» Task prompt
Your task is to copy every line of this material exactly.

******

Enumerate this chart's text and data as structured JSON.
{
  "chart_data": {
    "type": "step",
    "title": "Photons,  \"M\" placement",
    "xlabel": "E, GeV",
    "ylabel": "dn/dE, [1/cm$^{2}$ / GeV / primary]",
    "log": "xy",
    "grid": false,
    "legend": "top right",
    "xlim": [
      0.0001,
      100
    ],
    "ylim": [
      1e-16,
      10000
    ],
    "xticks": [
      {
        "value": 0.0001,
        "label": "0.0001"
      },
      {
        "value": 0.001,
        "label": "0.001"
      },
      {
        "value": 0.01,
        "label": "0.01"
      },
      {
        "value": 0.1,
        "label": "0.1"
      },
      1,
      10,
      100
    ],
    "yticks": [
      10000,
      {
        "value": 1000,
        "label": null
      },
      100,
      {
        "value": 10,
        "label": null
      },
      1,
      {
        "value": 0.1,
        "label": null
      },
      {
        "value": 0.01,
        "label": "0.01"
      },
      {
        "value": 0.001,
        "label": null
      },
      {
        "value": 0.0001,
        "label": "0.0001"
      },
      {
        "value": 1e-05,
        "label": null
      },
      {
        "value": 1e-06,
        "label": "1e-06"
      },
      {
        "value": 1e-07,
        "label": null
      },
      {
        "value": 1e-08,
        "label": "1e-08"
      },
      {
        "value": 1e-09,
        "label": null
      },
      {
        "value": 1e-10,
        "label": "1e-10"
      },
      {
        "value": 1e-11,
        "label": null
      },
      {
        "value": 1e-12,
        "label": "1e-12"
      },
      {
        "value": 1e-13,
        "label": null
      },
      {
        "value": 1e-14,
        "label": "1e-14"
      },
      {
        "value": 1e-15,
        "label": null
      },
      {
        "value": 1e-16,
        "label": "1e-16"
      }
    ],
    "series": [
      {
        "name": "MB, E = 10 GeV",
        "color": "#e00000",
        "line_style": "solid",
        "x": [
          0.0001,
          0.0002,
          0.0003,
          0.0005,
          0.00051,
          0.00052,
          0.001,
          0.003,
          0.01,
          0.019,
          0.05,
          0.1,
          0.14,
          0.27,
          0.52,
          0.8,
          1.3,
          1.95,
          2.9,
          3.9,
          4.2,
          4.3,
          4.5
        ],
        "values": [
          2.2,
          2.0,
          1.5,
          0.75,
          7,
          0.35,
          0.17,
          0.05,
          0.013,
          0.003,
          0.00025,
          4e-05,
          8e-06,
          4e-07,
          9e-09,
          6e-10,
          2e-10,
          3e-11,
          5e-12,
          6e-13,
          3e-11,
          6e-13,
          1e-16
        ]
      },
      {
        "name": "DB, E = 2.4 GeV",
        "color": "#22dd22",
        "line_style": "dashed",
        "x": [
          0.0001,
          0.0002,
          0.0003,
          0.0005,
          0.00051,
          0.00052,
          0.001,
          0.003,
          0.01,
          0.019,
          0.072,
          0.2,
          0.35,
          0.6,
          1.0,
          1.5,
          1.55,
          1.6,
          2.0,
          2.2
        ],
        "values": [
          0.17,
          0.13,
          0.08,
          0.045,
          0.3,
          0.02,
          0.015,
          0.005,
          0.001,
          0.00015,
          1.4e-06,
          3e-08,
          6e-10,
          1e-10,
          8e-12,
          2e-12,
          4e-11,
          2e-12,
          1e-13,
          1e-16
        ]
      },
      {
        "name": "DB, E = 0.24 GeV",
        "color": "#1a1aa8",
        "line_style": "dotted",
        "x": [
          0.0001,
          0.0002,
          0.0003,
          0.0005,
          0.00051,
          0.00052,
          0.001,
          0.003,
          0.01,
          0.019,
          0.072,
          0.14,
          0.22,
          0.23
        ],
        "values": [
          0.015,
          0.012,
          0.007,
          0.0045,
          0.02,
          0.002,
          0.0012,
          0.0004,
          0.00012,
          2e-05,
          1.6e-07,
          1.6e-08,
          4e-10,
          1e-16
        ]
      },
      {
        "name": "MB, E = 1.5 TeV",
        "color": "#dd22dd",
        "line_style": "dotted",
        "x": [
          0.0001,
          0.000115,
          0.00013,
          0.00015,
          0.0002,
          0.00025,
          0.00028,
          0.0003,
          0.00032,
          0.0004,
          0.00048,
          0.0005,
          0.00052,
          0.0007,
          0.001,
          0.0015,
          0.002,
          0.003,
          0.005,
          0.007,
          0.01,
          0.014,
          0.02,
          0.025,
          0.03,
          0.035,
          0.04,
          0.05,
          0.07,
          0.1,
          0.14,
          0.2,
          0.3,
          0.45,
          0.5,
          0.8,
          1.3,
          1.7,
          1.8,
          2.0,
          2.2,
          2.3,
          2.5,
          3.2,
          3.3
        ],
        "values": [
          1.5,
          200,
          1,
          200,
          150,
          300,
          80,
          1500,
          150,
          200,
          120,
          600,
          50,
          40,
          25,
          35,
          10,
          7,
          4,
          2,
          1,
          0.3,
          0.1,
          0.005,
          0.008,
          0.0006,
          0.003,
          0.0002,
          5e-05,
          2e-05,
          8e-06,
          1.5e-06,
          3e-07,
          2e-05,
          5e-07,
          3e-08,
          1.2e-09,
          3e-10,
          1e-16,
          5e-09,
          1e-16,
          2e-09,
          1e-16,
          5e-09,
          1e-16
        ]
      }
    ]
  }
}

******

» Solution to this exercise
Enumerate this chart's text and data as structured JSON.
{
  "chart_data": {
    "type": "step",
    "title": "Photons,  \"M\" placement",
    "xlabel": "E, GeV",
    "ylabel": "dn/dE, [1/cm$^{2}$ / GeV / primary]",
    "log": "xy",
    "grid": false,
    "legend": "top right",
    "xlim": [
      0.0001,
      100
    ],
    "ylim": [
      1e-16,
      10000
    ],
    "xticks": [
      {
        "value": 0.0001,
        "label": "0.0001"
      },
      {
        "value": 0.001,
        "label": "0.001"
      },
      {
        "value": 0.01,
        "label": "0.01"
      },
      {
        "value": 0.1,
        "label": "0.1"
      },
      1,
      10,
      100
    ],
    "yticks": [
      10000,
      {
        "value": 1000,
        "label": null
      },
      100,
      {
        "value": 10,
        "label": null
      },
      1,
      {
        "value": 0.1,
        "label": null
      },
      {
        "value": 0.01,
        "label": "0.01"
      },
      {
        "value": 0.001,
        "label": null
      },
      {
        "value": 0.0001,
        "label": "0.0001"
      },
      {
        "value": 1e-05,
        "label": null
      },
      {
        "value": 1e-06,
        "label": "1e-06"
      },
      {
        "value": 1e-07,
        "label": null
      },
      {
        "value": 1e-08,
        "label": "1e-08"
      },
      {
        "value": 1e-09,
        "label": null
      },
      {
        "value": 1e-10,
        "label": "1e-10"
      },
      {
        "value": 1e-11,
        "label": null
      },
      {
        "value": 1e-12,
        "label": "1e-12"
      },
      {
        "value": 1e-13,
        "label": null
      },
      {
        "value": 1e-14,
        "label": "1e-14"
      },
      {
        "value": 1e-15,
        "label": null
      },
      {
        "value": 1e-16,
        "label": "1e-16"
      }
    ],
    "series": [
      {
        "name": "MB, E = 10 GeV",
        "color": "#e00000",
        "line_style": "solid",
        "x": [
          0.0001,
          0.0002,
          0.0003,
          0.0005,
          0.00051,
          0.00052,
          0.001,
          0.003,
          0.01,
          0.019,
          0.05,
          0.1,
          0.14,
          0.27,
          0.52,
          0.8,
          1.3,
          1.95,
          2.9,
          3.9,
          4.2,
          4.3,
          4.5
        ],
        "values": [
          2.2,
          2.0,
          1.5,
          0.75,
          7,
          0.35,
          0.17,
          0.05,
          0.013,
          0.003,
          0.00025,
          4e-05,
          8e-06,
          4e-07,
          9e-09,
          6e-10,
          2e-10,
          3e-11,
          5e-12,
          6e-13,
          3e-11,
          6e-13,
          1e-16
        ]
      },
      {
        "name": "DB, E = 2.4 GeV",
        "color": "#22dd22",
        "line_style": "dashed",
        "x": [
          0.0001,
          0.0002,
          0.0003,
          0.0005,
          0.00051,
          0.00052,
          0.001,
          0.003,
          0.01,
          0.019,
          0.072,
          0.2,
          0.35,
          0.6,
          1.0,
          1.5,
          1.55,
          1.6,
          2.0,
          2.2
        ],
        "values": [
          0.17,
          0.13,
          0.08,
          0.045,
          0.3,
          0.02,
          0.015,
          0.005,
          0.001,
          0.00015,
          1.4e-06,
          3e-08,
          6e-10,
          1e-10,
          8e-12,
          2e-12,
          4e-11,
          2e-12,
          1e-13,
          1e-16
        ]
      },
      {
        "name": "DB, E = 0.24 GeV",
        "color": "#1a1aa8",
        "line_style": "dotted",
        "x": [
          0.0001,
          0.0002,
          0.0003,
          0.0005,
          0.00051,
          0.00052,
          0.001,
          0.003,
          0.01,
          0.019,
          0.072,
          0.14,
          0.22,
          0.23
        ],
        "values": [
          0.015,
          0.012,
          0.007,
          0.0045,
          0.02,
          0.002,
          0.0012,
          0.0004,
          0.00012,
          2e-05,
          1.6e-07,
          1.6e-08,
          4e-10,
          1e-16
        ]
      },
      {
        "name": "MB, E = 1.5 TeV",
        "color": "#dd22dd",
        "line_style": "dotted",
        "x": [
          0.0001,
          0.000115,
          0.00013,
          0.00015,
          0.0002,
          0.00025,
          0.00028,
          0.0003,
          0.00032,
          0.0004,
          0.00048,
          0.0005,
          0.00052,
          0.0007,
          0.001,
          0.0015,
          0.002,
          0.003,
          0.005,
          0.007,
          0.01,
          0.014,
          0.02,
          0.025,
          0.03,
          0.035,
          0.04,
          0.05,
          0.07,
          0.1,
          0.14,
          0.2,
          0.3,
          0.45,
          0.5,
          0.8,
          1.3,
          1.7,
          1.8,
          2.0,
          2.2,
          2.3,
          2.5,
          3.2,
          3.3
        ],
        "values": [
          1.5,
          200,
          1,
          200,
          150,
          300,
          80,
          1500,
          150,
          200,
          120,
          600,
          50,
          40,
          25,
          35,
          10,
          7,
          4,
          2,
          1,
          0.3,
          0.1,
          0.005,
          0.008,
          0.0006,
          0.003,
          0.0002,
          5e-05,
          2e-05,
          8e-06,
          1.5e-06,
          3e-07,
          2e-05,
          5e-07,
          3e-08,
          1.2e-09,
          3e-10,
          1e-16,
          5e-09,
          1e-16,
          2e-09,
          1e-16,
          5e-09,
          1e-16
        ]
      }
    ]
  }
}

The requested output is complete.